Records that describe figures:
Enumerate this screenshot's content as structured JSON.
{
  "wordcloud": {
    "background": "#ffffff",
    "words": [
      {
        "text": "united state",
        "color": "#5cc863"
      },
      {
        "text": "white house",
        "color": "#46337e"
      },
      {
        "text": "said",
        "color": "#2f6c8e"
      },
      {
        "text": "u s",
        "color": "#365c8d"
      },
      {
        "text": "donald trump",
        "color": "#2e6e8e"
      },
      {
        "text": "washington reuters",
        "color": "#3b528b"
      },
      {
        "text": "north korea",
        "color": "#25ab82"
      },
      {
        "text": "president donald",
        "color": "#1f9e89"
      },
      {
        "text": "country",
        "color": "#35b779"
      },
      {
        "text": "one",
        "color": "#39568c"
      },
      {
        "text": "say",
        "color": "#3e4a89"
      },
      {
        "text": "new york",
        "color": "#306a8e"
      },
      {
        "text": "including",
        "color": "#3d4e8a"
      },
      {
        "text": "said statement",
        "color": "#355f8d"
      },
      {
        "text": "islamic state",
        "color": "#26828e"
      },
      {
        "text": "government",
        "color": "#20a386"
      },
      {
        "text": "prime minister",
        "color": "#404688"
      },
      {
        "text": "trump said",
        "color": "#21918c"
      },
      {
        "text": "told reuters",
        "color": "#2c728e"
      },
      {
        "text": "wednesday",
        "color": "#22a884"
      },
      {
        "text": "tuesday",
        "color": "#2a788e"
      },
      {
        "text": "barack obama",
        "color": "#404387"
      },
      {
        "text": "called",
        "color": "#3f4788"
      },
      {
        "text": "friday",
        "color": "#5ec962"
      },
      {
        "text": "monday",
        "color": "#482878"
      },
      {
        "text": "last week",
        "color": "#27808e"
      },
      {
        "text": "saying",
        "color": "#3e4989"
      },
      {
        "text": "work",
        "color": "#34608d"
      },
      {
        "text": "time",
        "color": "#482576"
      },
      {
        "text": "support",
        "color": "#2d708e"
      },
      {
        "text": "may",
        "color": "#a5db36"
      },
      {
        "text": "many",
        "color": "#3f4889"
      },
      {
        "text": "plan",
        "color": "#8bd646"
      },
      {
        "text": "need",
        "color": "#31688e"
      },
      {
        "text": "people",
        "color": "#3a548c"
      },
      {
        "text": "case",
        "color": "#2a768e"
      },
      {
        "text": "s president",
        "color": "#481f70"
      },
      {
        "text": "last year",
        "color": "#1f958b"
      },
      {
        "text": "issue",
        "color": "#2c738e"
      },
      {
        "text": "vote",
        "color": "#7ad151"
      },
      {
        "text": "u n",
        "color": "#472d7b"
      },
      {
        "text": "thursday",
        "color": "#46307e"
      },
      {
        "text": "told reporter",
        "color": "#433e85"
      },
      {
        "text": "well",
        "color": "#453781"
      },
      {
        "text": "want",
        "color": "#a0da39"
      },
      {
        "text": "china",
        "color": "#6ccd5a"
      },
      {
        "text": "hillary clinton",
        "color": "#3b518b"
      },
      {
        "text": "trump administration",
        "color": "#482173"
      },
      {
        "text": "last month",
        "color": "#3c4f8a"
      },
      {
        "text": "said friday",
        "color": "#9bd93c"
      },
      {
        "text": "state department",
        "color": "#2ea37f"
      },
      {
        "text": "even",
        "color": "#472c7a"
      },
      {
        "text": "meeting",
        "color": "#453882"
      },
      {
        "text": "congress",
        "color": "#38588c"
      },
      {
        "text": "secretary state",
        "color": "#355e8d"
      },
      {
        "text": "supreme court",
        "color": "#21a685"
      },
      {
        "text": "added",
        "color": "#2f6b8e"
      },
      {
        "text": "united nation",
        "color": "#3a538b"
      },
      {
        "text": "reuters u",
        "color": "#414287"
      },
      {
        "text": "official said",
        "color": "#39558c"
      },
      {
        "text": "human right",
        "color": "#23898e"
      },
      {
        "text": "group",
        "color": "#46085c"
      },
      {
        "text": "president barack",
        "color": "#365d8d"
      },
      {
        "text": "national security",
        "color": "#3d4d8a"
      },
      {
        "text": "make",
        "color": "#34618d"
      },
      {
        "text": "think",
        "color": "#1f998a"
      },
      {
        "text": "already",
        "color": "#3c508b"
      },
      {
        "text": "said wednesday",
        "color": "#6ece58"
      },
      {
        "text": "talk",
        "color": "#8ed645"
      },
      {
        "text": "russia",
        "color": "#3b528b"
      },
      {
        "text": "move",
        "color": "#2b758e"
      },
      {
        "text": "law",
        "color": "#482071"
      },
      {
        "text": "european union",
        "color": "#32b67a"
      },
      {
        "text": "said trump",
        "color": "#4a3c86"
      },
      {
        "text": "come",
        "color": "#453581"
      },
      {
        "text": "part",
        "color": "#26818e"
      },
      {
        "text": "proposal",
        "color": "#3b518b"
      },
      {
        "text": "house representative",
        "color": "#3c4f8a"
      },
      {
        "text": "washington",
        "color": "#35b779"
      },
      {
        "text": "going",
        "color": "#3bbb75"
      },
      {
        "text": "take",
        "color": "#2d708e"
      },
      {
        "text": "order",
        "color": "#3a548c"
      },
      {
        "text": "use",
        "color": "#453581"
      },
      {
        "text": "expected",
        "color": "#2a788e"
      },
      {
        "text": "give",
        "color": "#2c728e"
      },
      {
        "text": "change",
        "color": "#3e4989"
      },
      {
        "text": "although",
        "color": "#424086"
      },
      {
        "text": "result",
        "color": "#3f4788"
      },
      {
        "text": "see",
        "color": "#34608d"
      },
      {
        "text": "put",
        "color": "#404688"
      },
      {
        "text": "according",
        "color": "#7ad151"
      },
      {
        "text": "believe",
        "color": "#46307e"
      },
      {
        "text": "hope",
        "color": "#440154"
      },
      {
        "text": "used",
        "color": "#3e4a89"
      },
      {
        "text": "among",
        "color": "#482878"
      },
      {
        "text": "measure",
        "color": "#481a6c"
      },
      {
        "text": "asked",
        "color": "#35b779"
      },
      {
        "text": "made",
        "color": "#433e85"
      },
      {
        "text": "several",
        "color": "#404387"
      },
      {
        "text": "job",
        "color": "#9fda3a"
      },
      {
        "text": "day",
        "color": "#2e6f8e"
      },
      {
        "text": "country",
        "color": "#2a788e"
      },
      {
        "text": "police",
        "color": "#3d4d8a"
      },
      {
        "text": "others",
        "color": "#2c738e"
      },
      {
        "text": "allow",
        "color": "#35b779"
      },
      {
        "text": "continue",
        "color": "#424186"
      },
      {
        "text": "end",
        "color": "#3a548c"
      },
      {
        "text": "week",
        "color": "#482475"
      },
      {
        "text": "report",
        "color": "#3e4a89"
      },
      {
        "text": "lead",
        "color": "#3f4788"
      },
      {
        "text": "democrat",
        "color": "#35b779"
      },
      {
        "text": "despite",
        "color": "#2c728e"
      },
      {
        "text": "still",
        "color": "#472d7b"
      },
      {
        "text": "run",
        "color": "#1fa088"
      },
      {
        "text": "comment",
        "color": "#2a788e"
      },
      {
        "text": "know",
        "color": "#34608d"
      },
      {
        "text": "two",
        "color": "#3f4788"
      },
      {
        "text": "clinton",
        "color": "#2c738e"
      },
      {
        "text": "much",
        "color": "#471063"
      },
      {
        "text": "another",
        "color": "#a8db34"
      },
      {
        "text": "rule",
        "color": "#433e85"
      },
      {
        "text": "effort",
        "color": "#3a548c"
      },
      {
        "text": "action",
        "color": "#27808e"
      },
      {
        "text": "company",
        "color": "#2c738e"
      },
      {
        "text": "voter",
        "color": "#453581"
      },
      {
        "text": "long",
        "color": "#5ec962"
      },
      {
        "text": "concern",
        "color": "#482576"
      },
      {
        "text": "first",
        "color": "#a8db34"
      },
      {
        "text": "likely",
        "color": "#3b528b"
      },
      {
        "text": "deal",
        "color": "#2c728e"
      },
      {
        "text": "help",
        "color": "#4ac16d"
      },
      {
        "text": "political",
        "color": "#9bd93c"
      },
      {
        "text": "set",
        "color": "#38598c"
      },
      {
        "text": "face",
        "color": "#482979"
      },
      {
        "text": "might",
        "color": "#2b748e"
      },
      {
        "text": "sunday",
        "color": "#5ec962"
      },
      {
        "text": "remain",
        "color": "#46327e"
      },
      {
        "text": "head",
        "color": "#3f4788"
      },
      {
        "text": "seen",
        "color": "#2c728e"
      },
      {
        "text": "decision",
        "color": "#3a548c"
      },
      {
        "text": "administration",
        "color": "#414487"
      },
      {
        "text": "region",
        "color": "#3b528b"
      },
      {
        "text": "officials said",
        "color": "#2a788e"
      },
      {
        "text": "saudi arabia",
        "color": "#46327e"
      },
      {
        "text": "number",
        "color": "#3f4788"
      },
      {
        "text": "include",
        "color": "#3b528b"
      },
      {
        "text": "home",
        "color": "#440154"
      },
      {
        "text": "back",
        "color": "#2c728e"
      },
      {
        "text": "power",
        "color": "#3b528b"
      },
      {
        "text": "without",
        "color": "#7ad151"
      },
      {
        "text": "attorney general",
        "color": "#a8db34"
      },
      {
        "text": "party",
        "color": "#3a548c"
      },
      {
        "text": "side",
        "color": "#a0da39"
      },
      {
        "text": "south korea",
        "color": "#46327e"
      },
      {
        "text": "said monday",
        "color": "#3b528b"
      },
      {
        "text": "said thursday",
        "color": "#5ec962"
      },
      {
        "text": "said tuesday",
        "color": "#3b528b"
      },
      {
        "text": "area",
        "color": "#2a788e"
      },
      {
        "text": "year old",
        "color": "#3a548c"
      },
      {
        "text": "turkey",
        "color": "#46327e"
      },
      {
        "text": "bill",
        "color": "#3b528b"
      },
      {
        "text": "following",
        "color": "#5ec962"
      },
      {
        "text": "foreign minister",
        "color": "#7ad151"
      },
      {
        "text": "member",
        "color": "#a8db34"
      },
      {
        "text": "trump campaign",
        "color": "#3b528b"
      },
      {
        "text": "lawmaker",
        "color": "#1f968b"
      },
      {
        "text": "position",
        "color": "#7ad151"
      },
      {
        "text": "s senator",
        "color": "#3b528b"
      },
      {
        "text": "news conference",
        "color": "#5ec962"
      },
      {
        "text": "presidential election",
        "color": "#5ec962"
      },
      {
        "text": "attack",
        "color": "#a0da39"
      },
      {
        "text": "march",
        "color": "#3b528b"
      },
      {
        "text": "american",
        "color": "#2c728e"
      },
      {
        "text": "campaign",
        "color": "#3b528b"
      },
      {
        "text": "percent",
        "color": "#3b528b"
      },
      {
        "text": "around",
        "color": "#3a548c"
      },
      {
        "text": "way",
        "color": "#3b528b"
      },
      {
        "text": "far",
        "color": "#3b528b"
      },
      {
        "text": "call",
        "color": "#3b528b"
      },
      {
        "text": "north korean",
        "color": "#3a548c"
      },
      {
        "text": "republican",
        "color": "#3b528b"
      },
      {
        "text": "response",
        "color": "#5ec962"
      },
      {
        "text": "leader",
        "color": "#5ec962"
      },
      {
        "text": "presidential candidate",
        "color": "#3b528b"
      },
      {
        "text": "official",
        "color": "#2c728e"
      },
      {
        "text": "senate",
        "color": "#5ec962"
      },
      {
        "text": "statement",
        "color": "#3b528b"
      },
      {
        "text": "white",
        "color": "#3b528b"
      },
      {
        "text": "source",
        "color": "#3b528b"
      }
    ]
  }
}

Problem statement:
For the entries above, state how many lines contain the word "barack". Provide the number by itself.

Written solution:
2